TASK DIRECTIONS: Without the pictures, give the entries below again exactly as written.

-- Start RAW DATA --

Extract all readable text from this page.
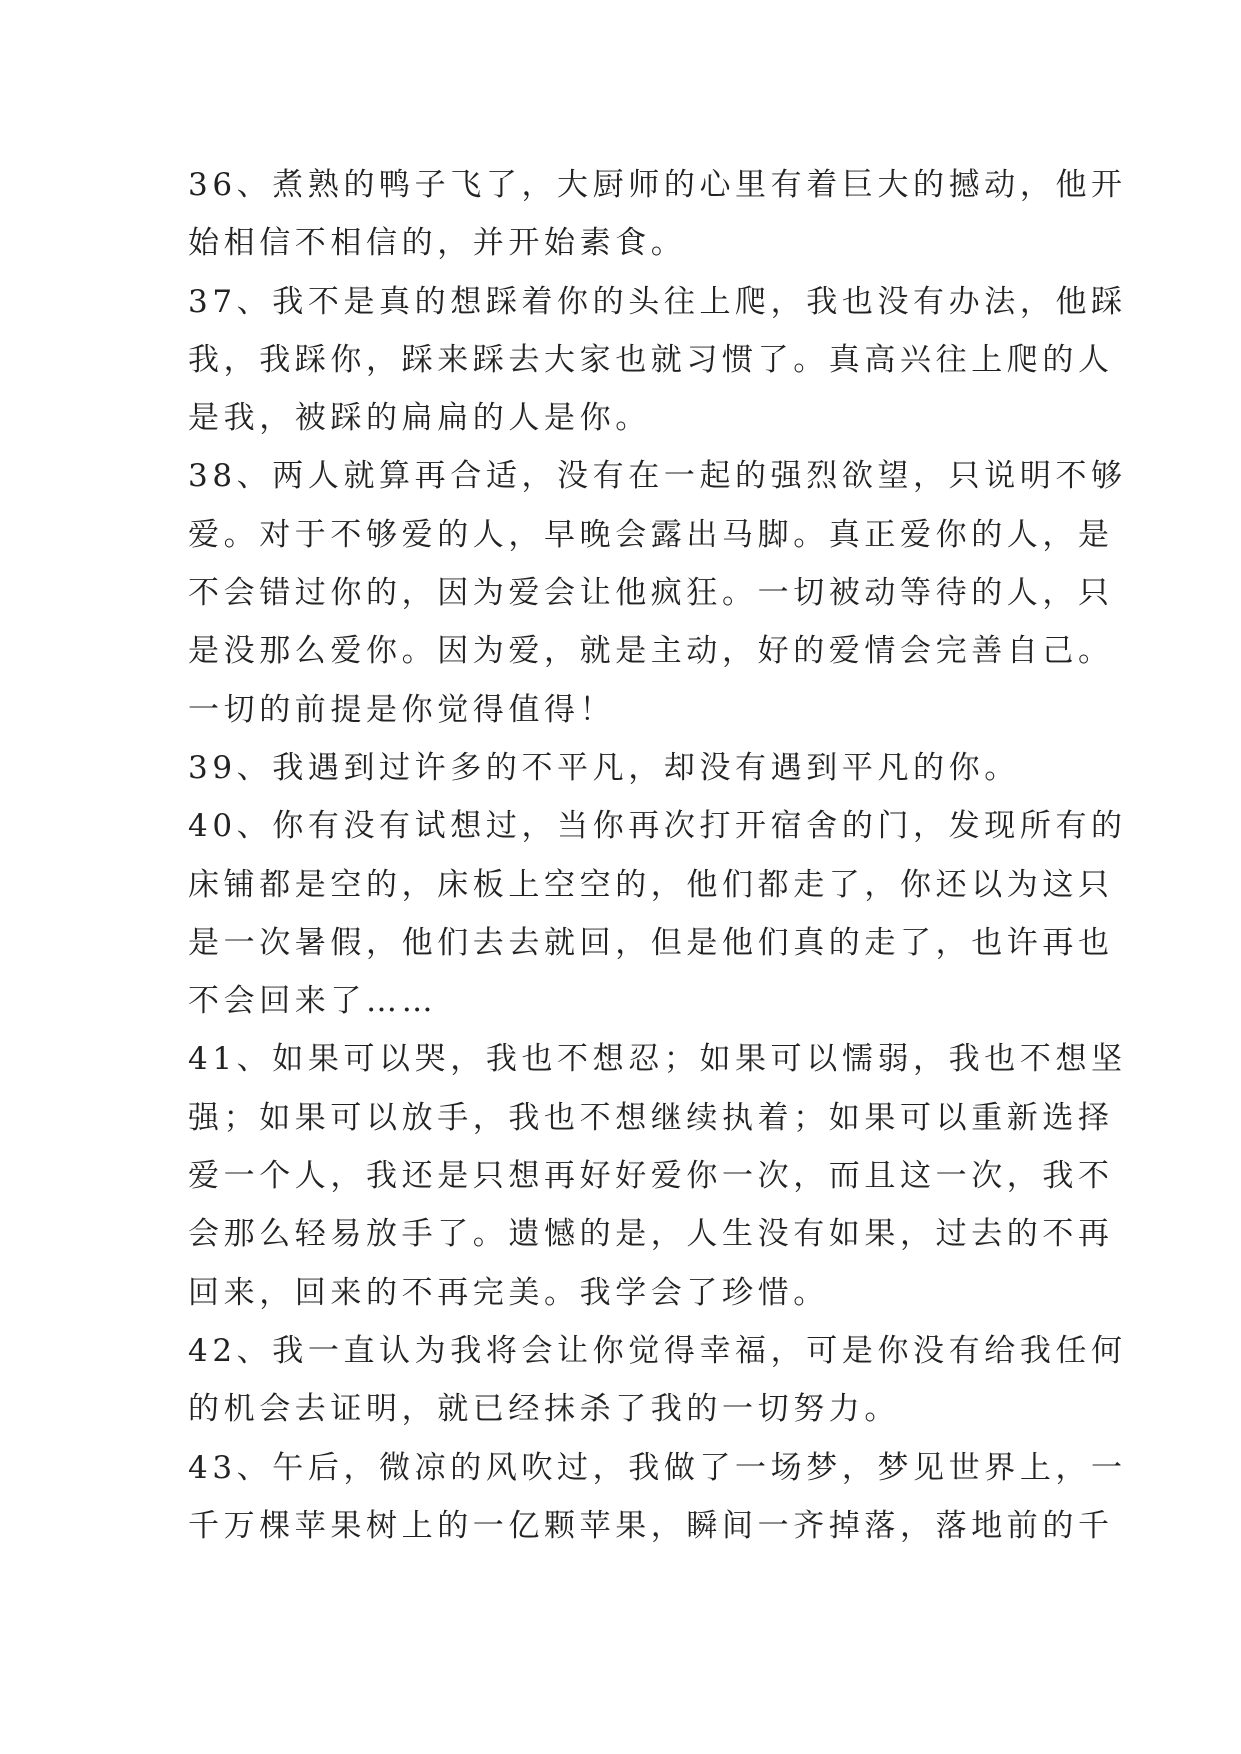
36、煮熟的鸭子飞了，大厨师的心里有着巨大的撼动，他开
始相信不相信的，并开始素食。
37、我不是真的想踩着你的头往上爬，我也没有办法，他踩
我，我踩你，踩来踩去大家也就习惯了。真高兴往上爬的人
是我，被踩的扁扁的人是你。
38、两人就算再合适，没有在一起的强烈欲望，只说明不够
爱。对于不够爱的人，早晚会露出马脚。真正爱你的人，是
不会错过你的，因为爱会让他疯狂。一切被动等待的人，只
是没那么爱你。因为爱，就是主动，好的爱情会完善自己。
一切的前提是你觉得值得！
39、我遇到过许多的不平凡，却没有遇到平凡的你。
40、你有没有试想过，当你再次打开宿舍的门，发现所有的
床铺都是空的，床板上空空的，他们都走了，你还以为这只
是一次暑假，他们去去就回，但是他们真的走了，也许再也
不会回来了……
41、如果可以哭，我也不想忍；如果可以懦弱，我也不想坚
强；如果可以放手，我也不想继续执着；如果可以重新选择
爱一个人，我还是只想再好好爱你一次，而且这一次，我不
会那么轻易放手了。遗憾的是，人生没有如果，过去的不再
回来，回来的不再完美。我学会了珍惜。
42、我一直认为我将会让你觉得幸福，可是你没有给我任何
的机会去证明，就已经抹杀了我的一切努力。
43、午后，微凉的风吹过，我做了一场梦，梦见世界上，一
千万棵苹果树上的一亿颗苹果，瞬间一齐掉落，落地前的千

-- End RAW DATA --

THE RESPONSE:
Extract all readable text from this page.
36、煮熟的鸭子飞了，大厨师的心里有着巨大的撼动，他开
始相信不相信的，并开始素食。
37、我不是真的想踩着你的头往上爬，我也没有办法，他踩
我，我踩你，踩来踩去大家也就习惯了。真高兴往上爬的人
是我，被踩的扁扁的人是你。
38、两人就算再合适，没有在一起的强烈欲望，只说明不够
爱。对于不够爱的人，早晚会露出马脚。真正爱你的人，是
不会错过你的，因为爱会让他疯狂。一切被动等待的人，只
是没那么爱你。因为爱，就是主动，好的爱情会完善自己。
一切的前提是你觉得值得！
39、我遇到过许多的不平凡，却没有遇到平凡的你。
40、你有没有试想过，当你再次打开宿舍的门，发现所有的
床铺都是空的，床板上空空的，他们都走了，你还以为这只
是一次暑假，他们去去就回，但是他们真的走了，也许再也
不会回来了……
41、如果可以哭，我也不想忍；如果可以懦弱，我也不想坚
强；如果可以放手，我也不想继续执着；如果可以重新选择
爱一个人，我还是只想再好好爱你一次，而且这一次，我不
会那么轻易放手了。遗憾的是，人生没有如果，过去的不再
回来，回来的不再完美。我学会了珍惜。
42、我一直认为我将会让你觉得幸福，可是你没有给我任何
的机会去证明，就已经抹杀了我的一切努力。
43、午后，微凉的风吹过，我做了一场梦，梦见世界上，一
千万棵苹果树上的一亿颗苹果，瞬间一齐掉落，落地前的千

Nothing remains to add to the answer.